▶ **Problem statement**:
Your answer should be one number, the count of lines in the records that carry the string "color".

▶ **Items from a figure collection**:

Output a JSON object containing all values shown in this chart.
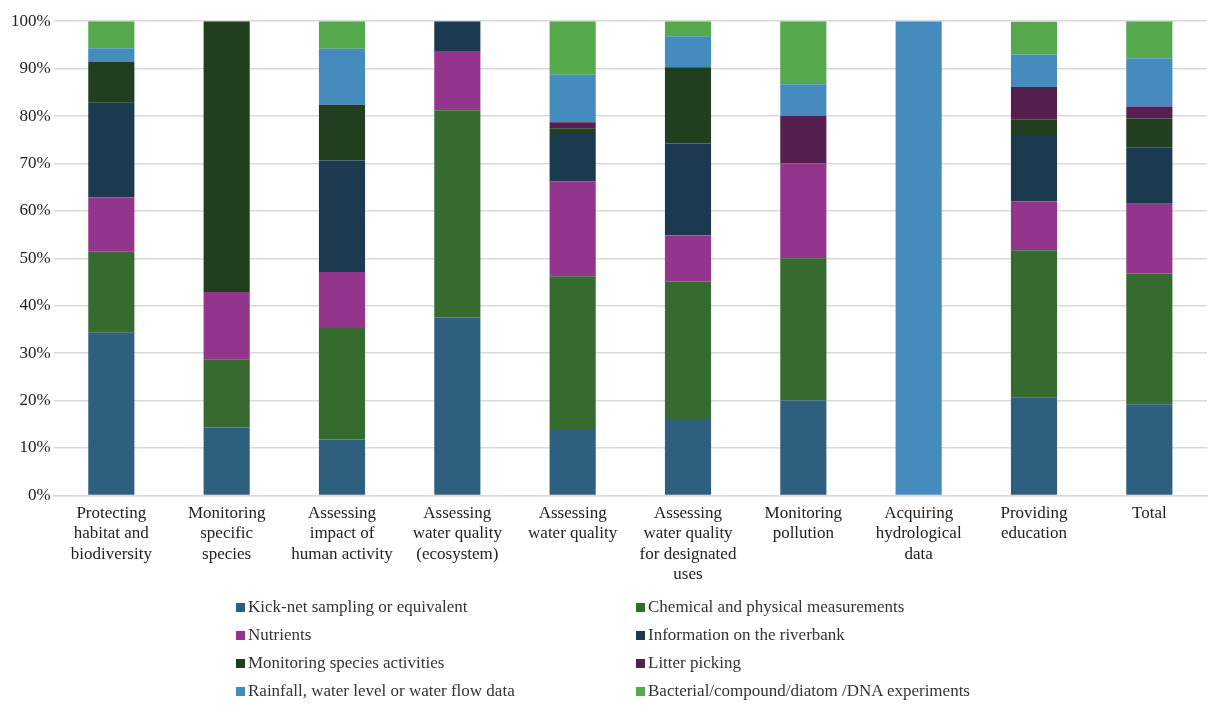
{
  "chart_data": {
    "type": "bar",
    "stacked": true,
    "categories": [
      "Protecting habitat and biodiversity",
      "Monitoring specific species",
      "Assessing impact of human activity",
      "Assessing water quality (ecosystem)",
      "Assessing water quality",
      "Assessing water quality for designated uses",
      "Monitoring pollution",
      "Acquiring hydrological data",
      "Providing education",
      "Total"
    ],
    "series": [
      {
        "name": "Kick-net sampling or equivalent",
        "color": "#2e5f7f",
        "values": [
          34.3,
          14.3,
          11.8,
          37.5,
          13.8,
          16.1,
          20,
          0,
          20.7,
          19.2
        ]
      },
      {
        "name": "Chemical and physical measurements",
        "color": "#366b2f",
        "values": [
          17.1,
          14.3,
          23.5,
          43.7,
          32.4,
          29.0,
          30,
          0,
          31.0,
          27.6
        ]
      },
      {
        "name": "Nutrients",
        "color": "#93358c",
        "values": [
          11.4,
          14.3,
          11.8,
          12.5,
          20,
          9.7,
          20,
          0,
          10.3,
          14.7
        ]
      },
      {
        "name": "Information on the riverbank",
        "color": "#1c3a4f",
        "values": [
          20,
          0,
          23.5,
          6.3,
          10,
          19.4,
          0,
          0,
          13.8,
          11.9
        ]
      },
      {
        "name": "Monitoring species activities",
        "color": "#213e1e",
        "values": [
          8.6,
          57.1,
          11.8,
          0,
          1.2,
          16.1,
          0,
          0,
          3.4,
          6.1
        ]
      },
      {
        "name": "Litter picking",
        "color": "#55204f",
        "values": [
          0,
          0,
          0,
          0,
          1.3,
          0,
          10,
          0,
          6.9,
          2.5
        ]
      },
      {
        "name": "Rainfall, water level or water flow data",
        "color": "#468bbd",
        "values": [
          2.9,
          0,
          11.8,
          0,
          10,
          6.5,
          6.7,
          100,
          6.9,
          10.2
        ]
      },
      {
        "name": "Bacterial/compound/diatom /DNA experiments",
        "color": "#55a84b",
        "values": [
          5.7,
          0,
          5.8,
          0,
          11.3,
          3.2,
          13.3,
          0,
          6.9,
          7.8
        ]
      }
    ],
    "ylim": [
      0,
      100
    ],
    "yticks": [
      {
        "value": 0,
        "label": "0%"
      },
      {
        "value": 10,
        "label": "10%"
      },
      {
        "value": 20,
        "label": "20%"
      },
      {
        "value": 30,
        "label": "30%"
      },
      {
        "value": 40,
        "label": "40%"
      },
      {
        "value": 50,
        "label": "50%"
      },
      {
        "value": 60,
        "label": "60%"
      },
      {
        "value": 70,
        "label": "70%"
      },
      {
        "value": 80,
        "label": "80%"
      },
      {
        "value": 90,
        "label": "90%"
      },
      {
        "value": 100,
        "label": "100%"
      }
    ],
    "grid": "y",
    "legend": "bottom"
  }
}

▶ **Solution for this problem**:
8